▶ **Directions for this task**
Work out the number of lines with "Internet" in them. Reply with that number and no other words.

▶ **Data shown**
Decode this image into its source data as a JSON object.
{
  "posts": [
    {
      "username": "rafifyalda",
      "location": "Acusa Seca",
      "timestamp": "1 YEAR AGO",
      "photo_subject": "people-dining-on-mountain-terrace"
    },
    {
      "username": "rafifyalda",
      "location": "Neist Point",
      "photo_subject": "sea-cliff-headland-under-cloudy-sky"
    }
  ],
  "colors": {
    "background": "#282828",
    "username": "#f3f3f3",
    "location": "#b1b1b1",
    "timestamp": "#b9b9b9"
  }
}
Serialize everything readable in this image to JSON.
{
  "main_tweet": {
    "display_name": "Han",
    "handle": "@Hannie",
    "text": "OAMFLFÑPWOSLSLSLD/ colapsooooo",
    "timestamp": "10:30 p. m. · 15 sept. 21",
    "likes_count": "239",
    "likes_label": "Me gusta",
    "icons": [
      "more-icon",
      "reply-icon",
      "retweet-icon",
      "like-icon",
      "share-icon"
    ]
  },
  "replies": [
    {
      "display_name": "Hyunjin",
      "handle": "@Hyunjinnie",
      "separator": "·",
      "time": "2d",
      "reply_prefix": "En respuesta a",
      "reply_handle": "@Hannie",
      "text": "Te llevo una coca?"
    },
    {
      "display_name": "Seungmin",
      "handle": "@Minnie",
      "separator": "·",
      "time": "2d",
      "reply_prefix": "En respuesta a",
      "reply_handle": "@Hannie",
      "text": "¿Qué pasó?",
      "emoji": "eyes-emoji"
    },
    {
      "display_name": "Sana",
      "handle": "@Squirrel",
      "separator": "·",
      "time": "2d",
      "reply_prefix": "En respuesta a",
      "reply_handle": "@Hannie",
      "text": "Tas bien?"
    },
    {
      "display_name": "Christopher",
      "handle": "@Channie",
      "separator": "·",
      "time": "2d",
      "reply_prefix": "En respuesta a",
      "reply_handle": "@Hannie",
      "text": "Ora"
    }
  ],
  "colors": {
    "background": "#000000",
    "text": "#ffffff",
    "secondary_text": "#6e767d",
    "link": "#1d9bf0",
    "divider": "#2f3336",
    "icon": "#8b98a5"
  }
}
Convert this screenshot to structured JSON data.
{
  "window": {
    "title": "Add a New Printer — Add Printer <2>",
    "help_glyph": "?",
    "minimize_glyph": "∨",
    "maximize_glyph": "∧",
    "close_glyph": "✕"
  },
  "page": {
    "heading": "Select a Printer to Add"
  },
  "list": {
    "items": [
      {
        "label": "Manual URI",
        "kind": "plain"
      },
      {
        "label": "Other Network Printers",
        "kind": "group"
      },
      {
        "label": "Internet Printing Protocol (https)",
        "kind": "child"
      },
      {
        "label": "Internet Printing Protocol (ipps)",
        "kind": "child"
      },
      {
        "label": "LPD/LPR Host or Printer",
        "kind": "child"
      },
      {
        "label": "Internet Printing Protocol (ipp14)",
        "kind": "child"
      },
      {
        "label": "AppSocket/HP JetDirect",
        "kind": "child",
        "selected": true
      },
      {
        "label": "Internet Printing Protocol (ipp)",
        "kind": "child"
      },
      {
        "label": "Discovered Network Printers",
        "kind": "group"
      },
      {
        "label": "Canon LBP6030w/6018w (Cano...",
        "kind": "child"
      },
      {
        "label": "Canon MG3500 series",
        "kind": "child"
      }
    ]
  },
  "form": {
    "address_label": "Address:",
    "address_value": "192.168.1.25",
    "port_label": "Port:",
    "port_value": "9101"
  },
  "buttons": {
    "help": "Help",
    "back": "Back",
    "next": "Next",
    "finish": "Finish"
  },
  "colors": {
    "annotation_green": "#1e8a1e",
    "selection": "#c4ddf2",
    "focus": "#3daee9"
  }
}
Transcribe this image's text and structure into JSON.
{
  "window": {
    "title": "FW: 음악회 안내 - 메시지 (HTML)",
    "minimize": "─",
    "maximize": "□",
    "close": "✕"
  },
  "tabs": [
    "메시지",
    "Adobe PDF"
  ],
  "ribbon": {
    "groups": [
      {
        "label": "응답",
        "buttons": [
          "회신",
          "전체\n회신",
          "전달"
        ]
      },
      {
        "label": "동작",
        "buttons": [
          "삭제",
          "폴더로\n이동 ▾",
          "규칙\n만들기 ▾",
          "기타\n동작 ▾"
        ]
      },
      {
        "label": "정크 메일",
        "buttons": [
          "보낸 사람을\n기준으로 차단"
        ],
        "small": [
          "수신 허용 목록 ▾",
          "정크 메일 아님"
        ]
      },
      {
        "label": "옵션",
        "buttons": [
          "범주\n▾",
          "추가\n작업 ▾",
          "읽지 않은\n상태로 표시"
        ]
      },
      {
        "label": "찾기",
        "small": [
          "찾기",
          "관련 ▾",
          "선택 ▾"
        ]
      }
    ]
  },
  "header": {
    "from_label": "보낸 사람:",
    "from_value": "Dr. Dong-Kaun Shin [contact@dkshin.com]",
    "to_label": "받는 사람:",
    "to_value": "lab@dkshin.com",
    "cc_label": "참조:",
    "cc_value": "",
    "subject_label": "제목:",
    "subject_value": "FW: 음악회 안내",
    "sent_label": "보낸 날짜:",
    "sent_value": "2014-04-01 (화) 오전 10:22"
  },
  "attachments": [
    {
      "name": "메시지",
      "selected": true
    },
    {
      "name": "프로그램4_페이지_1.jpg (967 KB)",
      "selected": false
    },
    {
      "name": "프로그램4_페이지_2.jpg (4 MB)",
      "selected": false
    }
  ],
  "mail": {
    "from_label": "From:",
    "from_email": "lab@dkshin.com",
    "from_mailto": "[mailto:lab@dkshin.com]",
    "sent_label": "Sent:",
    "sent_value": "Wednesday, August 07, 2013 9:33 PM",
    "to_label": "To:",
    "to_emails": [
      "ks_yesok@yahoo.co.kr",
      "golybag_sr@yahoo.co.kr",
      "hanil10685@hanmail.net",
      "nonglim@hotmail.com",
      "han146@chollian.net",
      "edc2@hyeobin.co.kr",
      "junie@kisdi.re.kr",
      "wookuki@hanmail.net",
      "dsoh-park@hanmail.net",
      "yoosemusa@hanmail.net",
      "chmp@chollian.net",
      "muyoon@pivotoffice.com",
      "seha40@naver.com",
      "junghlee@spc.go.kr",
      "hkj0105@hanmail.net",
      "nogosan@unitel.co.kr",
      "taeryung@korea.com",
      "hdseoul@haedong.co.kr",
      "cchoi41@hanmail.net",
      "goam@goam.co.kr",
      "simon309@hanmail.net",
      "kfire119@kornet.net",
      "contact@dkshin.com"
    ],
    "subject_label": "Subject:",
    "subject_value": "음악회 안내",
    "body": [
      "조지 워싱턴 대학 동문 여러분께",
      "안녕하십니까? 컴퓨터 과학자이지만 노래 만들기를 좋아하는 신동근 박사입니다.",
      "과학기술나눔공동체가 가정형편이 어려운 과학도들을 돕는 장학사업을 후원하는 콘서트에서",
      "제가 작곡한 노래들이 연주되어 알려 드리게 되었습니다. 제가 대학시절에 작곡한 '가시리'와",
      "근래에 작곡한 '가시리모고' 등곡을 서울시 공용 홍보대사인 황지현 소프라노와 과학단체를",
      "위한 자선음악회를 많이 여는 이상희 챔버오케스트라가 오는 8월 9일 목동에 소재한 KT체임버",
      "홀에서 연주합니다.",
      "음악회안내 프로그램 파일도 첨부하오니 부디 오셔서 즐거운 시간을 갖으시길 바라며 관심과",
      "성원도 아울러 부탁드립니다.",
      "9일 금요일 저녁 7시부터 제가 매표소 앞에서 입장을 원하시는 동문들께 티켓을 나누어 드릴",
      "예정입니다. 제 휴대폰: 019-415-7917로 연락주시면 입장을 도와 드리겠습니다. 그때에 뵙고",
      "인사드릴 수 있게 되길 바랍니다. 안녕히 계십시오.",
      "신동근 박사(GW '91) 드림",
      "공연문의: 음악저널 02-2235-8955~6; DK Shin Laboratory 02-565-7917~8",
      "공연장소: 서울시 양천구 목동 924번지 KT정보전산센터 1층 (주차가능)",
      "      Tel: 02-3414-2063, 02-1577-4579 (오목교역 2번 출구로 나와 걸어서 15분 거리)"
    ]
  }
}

▶ **Reply to the exercise**
4